-- start ENTRIES SUPPLIED --
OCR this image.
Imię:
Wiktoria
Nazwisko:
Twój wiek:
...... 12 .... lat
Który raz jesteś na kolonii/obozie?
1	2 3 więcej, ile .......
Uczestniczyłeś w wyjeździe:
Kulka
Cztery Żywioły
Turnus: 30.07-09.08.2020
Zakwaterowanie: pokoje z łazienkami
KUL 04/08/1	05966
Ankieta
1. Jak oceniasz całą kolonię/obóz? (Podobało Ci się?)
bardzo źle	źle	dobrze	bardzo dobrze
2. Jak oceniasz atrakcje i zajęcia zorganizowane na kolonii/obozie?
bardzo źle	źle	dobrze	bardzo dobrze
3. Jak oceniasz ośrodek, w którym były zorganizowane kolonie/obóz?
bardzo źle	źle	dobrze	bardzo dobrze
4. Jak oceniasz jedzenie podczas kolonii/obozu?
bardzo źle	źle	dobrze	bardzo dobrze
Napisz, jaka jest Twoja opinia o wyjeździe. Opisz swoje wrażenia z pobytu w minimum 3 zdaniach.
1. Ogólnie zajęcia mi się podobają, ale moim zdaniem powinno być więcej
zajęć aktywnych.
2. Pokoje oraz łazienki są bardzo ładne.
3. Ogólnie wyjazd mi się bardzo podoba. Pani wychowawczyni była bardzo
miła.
-- end ENTRIES SUPPLIED --
-- start ENTRIES SUPPLIED --
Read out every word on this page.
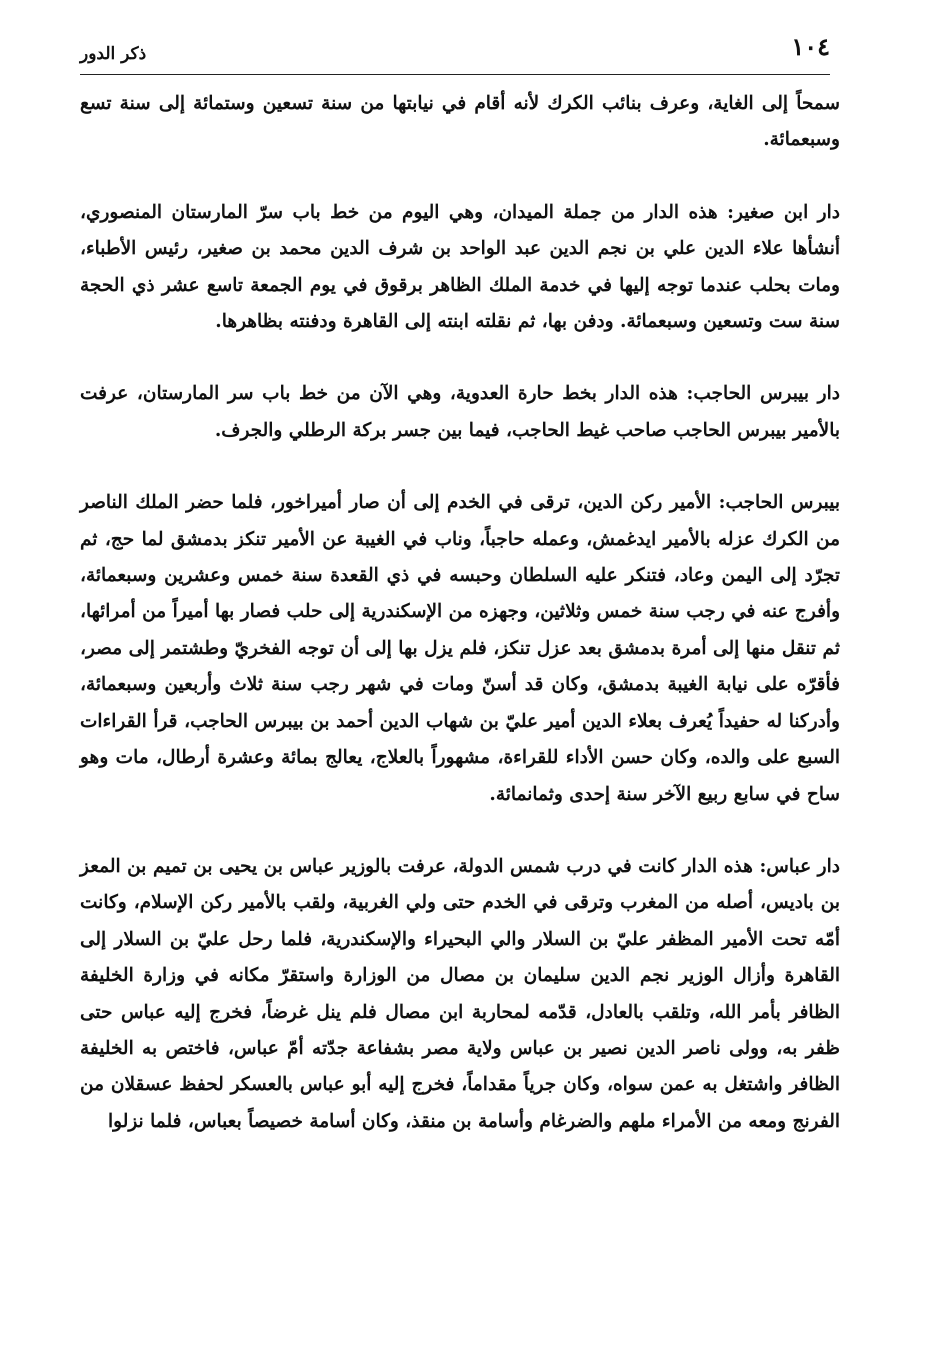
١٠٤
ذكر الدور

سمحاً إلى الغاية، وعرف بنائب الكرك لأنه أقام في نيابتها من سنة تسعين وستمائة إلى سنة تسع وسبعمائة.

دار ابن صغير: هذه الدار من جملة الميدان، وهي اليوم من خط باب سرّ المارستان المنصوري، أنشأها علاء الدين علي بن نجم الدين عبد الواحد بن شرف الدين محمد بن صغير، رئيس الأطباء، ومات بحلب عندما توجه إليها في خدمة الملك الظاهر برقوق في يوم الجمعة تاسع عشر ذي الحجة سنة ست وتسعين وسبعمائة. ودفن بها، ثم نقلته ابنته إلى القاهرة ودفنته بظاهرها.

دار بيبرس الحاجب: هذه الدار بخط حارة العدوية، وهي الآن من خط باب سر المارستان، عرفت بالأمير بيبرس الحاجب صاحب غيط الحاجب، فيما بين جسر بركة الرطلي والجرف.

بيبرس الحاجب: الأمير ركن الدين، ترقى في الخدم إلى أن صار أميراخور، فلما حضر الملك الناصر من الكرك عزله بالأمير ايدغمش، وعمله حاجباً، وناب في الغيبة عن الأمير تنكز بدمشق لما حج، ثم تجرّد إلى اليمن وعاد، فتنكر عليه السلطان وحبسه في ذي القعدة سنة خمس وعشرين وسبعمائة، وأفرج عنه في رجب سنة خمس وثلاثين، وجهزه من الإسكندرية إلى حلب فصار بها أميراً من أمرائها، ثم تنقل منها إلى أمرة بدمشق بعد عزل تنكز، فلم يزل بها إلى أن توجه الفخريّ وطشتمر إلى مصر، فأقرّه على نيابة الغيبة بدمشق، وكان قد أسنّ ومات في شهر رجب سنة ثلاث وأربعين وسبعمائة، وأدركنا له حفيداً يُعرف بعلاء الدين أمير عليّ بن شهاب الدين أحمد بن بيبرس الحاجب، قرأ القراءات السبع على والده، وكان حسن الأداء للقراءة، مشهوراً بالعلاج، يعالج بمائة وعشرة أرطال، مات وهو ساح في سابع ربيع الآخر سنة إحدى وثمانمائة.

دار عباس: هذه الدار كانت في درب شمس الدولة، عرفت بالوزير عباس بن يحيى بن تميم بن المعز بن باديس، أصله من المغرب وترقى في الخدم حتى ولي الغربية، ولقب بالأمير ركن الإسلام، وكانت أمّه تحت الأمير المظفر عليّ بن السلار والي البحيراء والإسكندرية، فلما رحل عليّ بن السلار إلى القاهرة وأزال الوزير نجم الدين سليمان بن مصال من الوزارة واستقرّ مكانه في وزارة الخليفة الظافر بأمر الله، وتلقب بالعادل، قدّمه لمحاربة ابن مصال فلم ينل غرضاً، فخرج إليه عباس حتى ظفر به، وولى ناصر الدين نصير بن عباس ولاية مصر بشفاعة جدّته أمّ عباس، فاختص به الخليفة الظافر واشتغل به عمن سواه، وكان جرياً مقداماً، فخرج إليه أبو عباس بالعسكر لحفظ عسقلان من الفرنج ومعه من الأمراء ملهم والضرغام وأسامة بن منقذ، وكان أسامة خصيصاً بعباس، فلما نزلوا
-- end ENTRIES SUPPLIED --
STATED GOAL: Report all lines of the data above that include the string "oceniasz".

WRITTEN RESPONSE:
1. Jak oceniasz całą kolonię/obóz? (Podobało Ci się?)
2. Jak oceniasz atrakcje i zajęcia zorganizowane na kolonii/obozie?
3. Jak oceniasz ośrodek, w którym były zorganizowane kolonie/obóz?
4. Jak oceniasz jedzenie podczas kolonii/obozu?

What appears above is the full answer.